PROBLEM STATEMENT:
Which lines contain the word "this"? Return each of them as written.

GIVEN ENTRIES:
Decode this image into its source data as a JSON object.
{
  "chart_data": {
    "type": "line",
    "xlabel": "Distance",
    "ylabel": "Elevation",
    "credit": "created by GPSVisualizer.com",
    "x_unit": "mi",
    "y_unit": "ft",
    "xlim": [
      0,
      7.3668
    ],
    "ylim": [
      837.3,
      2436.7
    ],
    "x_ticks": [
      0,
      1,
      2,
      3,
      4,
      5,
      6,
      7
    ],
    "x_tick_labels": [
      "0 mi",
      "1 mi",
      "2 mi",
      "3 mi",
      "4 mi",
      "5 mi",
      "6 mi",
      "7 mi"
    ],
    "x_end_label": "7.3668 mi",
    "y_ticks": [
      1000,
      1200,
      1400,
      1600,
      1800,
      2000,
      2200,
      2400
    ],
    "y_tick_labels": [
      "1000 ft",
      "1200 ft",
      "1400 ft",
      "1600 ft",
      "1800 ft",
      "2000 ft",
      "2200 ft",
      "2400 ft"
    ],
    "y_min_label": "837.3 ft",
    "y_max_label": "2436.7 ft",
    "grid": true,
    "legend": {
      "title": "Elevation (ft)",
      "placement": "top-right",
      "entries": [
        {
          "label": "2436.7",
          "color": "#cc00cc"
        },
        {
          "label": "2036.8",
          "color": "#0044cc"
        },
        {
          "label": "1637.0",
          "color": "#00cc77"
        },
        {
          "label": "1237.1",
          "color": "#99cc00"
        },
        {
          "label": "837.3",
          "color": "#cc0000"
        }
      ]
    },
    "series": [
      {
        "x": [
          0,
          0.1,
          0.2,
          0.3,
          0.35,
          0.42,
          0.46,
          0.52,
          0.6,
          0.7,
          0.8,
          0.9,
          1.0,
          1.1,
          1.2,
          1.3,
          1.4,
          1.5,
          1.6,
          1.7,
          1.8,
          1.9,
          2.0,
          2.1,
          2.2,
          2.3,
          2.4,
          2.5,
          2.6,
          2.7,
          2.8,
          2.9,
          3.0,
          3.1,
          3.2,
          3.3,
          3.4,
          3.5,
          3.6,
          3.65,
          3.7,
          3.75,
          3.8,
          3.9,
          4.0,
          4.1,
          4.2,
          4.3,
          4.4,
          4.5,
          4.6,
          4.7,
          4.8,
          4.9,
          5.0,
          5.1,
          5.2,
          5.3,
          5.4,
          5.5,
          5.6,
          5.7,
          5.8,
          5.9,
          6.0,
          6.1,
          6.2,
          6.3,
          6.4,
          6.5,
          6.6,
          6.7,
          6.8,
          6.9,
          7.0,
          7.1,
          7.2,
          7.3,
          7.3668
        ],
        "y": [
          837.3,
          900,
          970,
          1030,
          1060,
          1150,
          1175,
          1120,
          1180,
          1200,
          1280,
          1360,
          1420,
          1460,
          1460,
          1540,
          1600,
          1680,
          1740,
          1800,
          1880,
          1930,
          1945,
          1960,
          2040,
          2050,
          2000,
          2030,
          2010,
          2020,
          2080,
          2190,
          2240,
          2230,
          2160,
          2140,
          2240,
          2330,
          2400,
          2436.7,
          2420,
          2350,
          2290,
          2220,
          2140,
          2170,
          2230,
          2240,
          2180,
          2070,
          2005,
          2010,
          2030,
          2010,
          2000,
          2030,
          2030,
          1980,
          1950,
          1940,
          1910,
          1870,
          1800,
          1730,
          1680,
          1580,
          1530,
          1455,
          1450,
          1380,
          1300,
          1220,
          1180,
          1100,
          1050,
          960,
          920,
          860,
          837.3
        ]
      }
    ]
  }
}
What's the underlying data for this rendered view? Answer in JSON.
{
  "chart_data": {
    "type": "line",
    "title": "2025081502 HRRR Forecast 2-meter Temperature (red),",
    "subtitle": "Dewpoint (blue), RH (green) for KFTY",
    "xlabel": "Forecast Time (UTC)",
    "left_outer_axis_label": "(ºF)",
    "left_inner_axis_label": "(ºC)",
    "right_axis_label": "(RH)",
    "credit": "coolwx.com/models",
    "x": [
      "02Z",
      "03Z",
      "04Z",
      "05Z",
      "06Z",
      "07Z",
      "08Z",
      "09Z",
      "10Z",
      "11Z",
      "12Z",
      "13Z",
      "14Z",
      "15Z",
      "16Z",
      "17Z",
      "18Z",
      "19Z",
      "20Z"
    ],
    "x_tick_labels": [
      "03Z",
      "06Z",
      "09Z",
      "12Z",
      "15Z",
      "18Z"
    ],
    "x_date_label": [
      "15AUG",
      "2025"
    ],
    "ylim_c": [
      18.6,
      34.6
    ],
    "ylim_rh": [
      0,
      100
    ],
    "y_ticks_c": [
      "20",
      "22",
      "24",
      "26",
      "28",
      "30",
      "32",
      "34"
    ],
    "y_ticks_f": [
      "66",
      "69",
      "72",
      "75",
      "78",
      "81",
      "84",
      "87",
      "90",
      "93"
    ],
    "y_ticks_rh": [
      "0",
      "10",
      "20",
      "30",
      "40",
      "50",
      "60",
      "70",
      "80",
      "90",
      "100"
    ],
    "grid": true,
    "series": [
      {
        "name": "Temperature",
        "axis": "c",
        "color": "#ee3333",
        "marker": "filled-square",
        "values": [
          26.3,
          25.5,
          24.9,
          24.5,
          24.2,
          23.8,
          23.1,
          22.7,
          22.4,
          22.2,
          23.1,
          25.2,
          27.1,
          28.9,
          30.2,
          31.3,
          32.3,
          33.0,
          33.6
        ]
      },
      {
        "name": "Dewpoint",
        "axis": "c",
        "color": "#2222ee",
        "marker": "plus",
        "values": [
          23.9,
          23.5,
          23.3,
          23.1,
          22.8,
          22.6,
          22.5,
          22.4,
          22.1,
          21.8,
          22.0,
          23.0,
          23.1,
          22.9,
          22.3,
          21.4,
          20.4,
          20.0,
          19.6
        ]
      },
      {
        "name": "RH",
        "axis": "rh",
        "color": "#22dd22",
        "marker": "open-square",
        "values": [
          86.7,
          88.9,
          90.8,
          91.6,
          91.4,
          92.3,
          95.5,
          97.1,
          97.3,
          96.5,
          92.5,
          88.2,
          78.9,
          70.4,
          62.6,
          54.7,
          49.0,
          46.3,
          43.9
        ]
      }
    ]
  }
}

COMPLETE RESPONSE:
Decode this image into its source data as a JSON object.
What's the underlying data for this rendered view? Answer in JSON.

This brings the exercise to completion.